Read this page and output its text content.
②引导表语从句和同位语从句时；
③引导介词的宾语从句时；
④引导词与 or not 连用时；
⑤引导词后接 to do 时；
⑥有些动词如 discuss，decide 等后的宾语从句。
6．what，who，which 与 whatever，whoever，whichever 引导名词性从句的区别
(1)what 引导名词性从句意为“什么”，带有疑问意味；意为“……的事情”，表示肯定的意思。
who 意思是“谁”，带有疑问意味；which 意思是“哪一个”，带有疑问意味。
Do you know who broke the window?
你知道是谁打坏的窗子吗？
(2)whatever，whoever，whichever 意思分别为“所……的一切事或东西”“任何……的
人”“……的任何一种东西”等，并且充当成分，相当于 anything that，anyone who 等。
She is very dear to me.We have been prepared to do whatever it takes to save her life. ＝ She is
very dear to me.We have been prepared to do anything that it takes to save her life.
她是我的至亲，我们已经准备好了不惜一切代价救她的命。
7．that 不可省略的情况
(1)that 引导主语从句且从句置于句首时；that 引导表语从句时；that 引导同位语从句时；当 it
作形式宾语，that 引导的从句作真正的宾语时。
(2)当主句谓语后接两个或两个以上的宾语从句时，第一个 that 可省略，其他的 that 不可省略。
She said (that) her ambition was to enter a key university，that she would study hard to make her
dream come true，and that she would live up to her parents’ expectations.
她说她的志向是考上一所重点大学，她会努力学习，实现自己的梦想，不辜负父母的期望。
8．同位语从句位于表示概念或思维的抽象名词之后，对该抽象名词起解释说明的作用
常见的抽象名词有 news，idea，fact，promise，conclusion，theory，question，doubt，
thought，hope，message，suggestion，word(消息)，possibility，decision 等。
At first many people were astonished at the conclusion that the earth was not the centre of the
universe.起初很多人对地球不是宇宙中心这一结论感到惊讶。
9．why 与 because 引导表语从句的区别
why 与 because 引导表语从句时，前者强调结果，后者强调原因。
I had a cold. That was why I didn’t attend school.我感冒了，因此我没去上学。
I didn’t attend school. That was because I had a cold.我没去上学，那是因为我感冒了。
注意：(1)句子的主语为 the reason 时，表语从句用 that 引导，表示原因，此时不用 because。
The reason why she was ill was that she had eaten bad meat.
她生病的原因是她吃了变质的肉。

* * *

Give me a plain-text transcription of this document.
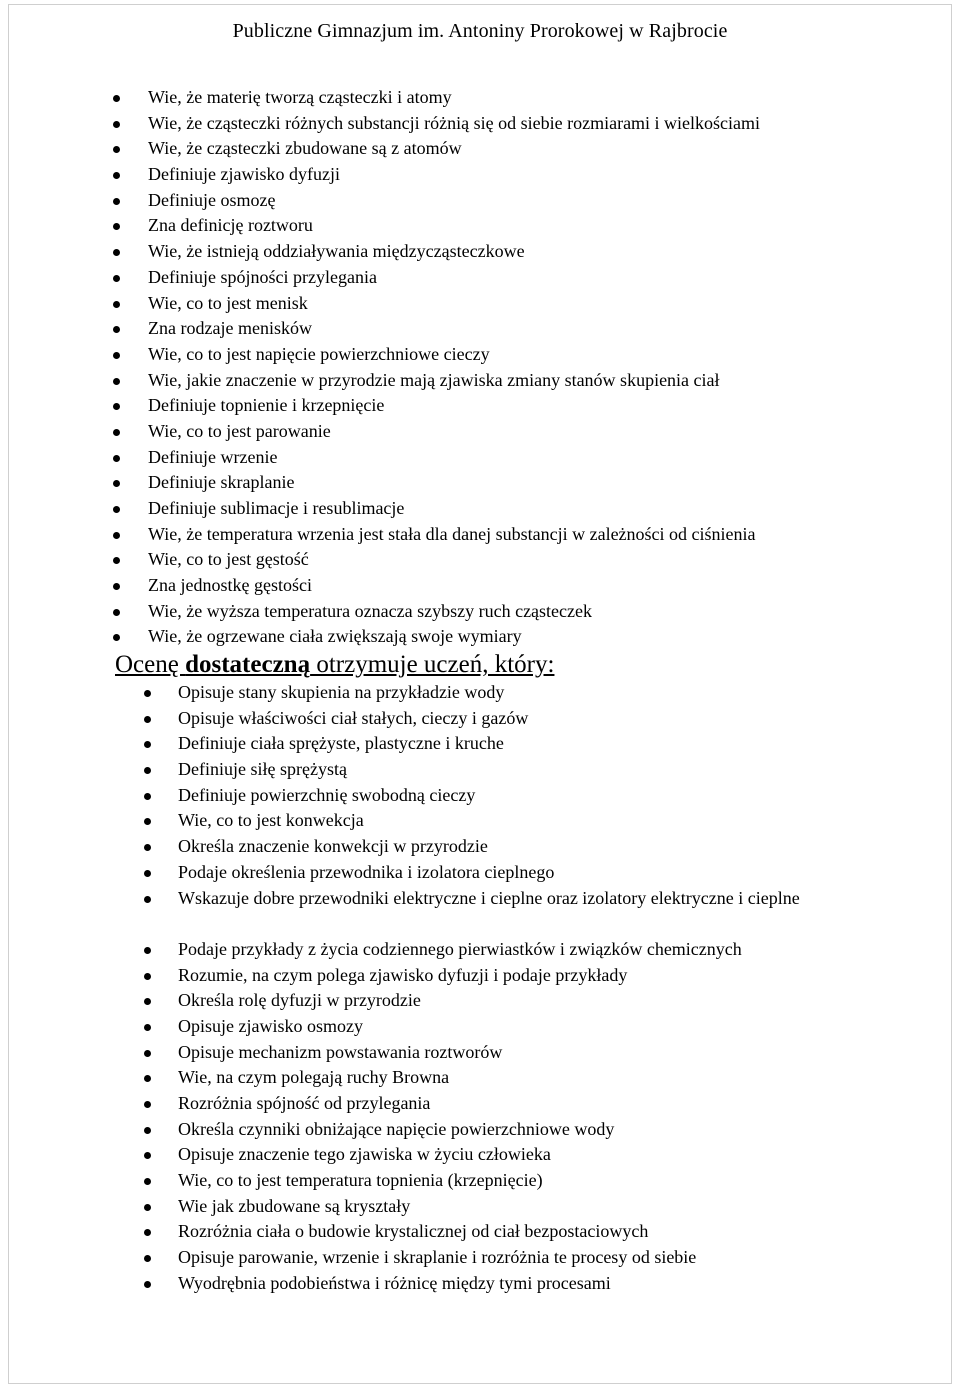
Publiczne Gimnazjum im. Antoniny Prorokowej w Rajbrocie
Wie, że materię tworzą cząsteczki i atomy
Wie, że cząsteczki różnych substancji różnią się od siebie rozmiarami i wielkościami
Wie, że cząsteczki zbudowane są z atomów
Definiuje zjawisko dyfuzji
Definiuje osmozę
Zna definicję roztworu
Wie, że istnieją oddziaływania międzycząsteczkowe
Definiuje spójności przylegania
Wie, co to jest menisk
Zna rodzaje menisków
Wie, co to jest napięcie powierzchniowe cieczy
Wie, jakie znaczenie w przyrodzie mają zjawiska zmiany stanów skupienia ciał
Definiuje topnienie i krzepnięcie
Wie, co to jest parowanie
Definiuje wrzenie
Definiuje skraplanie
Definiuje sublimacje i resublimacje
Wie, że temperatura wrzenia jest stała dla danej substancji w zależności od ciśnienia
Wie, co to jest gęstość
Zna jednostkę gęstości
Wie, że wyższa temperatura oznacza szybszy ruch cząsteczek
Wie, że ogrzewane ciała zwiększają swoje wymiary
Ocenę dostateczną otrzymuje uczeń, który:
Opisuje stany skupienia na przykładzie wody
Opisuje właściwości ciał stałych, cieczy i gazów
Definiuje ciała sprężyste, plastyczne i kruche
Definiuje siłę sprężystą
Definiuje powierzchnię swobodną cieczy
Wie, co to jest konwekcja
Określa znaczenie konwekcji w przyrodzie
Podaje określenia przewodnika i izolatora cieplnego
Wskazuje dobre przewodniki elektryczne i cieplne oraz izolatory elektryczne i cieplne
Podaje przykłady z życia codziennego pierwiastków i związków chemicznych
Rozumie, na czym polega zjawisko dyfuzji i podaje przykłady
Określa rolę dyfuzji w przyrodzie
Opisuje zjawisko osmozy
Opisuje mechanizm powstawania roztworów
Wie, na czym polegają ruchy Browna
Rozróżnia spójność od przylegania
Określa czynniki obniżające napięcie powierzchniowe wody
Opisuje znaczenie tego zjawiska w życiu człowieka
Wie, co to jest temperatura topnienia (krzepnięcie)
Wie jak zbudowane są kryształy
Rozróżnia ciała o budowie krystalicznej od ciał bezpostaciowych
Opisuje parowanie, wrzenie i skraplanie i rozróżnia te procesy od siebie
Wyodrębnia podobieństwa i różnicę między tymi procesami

What the task requires: Scan the entries above. Copy each line that has the string "powierzchniowe".

Full solution:
Wie, co to jest napięcie powierzchniowe cieczy
Określa czynniki obniżające napięcie powierzchniowe wody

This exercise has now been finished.